▶ [DIRECTION]:
Using the material below, copy every line where "Economies" appears.

▶ [Dataset records]:
--

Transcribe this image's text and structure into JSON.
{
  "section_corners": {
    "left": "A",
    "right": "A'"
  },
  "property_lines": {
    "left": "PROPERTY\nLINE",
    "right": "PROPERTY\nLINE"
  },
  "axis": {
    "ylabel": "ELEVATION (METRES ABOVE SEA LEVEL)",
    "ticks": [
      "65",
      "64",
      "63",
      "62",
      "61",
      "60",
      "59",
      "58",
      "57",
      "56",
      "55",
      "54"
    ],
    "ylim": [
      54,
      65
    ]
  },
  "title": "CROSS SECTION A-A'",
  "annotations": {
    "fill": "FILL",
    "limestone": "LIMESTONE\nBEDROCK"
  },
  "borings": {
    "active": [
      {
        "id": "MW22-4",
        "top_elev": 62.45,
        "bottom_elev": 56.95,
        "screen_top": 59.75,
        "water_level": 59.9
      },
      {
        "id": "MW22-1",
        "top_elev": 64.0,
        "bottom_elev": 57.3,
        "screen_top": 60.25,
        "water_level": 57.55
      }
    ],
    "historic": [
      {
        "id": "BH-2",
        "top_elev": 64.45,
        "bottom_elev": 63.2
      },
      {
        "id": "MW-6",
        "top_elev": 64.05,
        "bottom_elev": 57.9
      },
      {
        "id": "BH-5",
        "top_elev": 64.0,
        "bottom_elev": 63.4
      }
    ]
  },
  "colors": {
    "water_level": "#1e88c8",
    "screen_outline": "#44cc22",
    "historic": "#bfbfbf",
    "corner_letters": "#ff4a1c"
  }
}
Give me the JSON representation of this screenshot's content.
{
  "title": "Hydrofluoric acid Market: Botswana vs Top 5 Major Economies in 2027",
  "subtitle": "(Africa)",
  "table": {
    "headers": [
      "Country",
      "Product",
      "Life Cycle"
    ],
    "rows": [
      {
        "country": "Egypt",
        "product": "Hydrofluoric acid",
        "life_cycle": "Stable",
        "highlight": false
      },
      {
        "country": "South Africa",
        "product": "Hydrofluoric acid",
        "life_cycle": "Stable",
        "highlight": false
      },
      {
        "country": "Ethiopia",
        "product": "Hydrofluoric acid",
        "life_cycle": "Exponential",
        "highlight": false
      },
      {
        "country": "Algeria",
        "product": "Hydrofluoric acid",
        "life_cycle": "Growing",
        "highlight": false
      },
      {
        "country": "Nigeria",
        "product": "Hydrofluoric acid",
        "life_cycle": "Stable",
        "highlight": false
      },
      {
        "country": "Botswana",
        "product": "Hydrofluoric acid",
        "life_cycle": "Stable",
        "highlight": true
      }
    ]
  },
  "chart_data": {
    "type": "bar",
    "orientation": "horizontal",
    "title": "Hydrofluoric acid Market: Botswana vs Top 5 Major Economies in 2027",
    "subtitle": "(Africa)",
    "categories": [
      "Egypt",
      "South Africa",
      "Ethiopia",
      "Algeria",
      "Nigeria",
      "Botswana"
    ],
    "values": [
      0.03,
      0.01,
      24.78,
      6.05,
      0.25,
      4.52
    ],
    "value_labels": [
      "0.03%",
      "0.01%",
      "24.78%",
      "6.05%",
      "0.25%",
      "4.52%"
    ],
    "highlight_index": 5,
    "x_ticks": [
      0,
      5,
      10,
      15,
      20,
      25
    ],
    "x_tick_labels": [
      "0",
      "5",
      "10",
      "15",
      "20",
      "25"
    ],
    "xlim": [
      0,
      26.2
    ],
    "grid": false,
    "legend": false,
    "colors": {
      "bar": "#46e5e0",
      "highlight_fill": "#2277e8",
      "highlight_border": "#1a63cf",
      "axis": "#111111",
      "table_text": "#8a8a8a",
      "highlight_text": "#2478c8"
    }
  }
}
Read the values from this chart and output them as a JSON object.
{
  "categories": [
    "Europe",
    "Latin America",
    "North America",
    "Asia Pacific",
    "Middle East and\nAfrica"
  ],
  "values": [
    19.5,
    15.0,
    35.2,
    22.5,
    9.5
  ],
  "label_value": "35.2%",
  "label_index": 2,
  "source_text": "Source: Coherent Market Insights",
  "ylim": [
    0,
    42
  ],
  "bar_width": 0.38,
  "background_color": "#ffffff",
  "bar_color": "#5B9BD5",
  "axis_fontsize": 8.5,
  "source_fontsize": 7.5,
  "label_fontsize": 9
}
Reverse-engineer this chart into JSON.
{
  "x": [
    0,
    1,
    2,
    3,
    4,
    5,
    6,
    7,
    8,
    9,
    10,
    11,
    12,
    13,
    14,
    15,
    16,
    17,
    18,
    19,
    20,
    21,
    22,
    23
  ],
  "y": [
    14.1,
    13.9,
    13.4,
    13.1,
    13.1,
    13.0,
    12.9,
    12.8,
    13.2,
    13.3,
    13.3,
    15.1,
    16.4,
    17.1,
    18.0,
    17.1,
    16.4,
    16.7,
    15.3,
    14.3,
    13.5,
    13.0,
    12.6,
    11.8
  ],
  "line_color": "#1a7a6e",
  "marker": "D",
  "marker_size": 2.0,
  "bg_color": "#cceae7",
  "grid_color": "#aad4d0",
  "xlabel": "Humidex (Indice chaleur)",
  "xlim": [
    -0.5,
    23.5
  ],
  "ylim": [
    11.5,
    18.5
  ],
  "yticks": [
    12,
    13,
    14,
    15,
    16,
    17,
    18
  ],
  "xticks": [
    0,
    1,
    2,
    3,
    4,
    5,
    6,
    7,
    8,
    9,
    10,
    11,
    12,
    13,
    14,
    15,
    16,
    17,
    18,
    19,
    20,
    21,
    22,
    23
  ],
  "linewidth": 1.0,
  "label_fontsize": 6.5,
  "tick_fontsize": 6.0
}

--

▶ [COMPLETE ANSWER]:
  "title": "Hydrofluoric acid Market: Botswana vs Top 5 Major Economies in 2027",
    "title": "Hydrofluoric acid Market: Botswana vs Top 5 Major Economies in 2027",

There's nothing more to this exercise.